Records supplied:
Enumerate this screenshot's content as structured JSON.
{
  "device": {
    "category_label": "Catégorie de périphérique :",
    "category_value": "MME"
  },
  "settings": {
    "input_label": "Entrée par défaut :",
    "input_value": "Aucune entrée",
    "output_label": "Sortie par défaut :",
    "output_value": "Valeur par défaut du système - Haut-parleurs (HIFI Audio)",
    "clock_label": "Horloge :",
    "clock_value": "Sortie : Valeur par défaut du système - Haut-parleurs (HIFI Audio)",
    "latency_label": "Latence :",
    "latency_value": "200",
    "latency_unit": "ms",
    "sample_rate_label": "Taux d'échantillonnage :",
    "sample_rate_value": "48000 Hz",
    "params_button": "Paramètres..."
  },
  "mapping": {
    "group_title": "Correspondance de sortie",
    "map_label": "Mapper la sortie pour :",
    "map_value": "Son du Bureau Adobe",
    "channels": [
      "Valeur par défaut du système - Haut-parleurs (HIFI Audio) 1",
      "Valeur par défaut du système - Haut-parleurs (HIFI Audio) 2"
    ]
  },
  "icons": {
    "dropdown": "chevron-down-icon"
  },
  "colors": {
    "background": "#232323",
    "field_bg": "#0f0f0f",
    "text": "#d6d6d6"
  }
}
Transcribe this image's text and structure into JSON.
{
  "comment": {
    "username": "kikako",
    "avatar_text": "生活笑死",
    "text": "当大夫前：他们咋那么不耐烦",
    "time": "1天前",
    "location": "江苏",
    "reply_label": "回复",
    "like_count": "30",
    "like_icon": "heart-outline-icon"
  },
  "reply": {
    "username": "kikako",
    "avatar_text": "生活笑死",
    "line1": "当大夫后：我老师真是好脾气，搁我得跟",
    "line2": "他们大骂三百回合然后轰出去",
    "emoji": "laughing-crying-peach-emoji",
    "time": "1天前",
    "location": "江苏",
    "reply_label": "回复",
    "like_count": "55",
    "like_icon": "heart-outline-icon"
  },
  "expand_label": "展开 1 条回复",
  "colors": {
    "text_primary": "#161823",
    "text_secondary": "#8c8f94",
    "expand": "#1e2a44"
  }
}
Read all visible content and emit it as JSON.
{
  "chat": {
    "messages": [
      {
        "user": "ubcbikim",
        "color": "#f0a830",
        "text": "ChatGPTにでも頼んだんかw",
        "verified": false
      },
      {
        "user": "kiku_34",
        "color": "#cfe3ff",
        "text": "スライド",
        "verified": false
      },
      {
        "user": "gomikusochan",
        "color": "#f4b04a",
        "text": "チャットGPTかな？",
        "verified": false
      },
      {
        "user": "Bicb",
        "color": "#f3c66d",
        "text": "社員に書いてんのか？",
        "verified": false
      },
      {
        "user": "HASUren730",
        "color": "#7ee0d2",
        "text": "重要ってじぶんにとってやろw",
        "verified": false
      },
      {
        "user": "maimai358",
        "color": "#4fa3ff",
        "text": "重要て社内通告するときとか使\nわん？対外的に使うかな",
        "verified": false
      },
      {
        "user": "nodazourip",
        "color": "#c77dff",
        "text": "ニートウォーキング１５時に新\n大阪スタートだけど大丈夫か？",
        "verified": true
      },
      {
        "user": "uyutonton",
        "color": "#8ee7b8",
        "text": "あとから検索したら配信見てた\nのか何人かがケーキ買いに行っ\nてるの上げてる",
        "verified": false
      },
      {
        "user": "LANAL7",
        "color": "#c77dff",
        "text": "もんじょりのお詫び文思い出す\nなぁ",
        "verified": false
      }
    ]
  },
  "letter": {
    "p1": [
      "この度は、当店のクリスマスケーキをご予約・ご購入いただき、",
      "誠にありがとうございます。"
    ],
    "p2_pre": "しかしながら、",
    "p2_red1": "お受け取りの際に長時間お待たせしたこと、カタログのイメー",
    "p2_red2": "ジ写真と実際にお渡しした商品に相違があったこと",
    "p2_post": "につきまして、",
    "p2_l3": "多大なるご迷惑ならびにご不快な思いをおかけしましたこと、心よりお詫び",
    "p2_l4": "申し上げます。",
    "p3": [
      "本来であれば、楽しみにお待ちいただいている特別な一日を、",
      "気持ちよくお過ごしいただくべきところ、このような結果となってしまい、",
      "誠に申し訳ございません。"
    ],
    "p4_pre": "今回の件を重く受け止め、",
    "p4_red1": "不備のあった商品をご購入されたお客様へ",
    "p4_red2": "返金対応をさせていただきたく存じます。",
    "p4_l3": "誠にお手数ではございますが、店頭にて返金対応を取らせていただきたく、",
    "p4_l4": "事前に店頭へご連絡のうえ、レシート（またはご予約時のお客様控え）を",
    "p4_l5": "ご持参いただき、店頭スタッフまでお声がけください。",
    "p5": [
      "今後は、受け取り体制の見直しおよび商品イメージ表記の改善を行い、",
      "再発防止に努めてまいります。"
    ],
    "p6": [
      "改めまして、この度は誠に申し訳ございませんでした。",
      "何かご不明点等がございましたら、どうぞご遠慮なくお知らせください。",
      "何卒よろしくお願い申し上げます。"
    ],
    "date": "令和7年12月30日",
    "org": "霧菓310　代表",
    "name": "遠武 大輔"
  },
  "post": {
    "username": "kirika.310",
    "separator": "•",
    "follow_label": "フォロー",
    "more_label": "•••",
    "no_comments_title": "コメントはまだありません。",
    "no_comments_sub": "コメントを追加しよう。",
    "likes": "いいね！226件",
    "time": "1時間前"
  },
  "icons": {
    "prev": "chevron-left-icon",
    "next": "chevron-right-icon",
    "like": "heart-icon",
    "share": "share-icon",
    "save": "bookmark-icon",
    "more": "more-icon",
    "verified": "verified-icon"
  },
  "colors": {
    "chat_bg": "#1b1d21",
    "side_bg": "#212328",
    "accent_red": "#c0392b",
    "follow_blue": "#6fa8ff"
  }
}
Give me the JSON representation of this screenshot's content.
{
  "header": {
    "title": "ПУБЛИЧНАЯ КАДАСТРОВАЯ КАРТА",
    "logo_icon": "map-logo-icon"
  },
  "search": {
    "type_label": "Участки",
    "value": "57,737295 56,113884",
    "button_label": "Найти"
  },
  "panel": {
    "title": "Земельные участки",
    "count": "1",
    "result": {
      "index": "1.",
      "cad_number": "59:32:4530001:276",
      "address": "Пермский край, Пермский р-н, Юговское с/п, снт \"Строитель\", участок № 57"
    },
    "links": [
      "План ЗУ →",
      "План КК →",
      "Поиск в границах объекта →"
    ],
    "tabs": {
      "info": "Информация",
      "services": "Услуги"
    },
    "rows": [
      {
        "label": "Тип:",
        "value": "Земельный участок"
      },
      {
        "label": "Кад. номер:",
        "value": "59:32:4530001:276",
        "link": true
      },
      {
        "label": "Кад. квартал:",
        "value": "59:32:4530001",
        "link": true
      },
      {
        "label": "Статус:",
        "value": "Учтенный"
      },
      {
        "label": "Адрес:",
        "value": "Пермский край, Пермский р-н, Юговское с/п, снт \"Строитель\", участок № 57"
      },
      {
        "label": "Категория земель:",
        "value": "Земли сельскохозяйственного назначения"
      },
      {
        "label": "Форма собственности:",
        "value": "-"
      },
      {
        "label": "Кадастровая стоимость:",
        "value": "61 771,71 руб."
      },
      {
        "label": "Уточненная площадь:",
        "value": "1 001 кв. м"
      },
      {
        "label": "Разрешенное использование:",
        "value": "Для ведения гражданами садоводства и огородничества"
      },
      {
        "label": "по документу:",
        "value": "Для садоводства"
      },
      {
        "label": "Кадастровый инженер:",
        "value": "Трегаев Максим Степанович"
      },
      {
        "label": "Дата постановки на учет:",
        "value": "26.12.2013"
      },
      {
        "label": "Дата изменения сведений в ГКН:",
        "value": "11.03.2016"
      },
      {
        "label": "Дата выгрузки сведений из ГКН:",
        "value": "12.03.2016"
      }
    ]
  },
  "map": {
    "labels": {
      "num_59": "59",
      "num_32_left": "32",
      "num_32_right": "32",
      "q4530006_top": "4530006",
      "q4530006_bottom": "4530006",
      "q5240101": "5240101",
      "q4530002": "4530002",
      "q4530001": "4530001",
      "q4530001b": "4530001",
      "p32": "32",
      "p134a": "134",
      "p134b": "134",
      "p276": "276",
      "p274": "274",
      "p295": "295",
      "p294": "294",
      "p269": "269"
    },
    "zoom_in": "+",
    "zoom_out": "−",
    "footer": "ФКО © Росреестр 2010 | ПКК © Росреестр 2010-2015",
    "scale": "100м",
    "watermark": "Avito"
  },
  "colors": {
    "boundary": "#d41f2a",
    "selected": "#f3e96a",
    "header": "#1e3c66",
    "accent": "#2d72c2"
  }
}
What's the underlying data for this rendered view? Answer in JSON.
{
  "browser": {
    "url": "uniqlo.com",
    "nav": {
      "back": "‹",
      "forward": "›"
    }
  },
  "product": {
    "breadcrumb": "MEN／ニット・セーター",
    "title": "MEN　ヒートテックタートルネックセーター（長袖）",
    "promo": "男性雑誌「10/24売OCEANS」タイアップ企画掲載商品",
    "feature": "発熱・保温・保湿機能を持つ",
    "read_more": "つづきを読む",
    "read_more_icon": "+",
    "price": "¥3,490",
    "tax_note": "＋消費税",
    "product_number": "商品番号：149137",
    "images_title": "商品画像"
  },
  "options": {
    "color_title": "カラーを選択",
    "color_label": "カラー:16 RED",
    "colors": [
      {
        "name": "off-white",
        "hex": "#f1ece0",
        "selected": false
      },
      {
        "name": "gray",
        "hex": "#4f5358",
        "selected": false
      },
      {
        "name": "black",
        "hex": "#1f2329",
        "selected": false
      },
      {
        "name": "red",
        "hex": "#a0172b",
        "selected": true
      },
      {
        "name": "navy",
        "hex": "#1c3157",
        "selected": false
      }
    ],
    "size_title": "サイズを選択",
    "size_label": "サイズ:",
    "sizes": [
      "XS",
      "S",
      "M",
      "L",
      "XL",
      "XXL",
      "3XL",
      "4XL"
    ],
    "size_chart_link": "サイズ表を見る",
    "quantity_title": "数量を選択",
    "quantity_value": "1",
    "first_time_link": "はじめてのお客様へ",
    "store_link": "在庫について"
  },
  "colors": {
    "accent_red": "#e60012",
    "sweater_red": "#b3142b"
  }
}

Required task: Show all lines from the records above where the word "Дата" occurs.

Solution to this task:
        "label": "Дата постановки на учет:",
        "label": "Дата изменения сведений в ГКН:",
        "label": "Дата выгрузки сведений из ГКН:",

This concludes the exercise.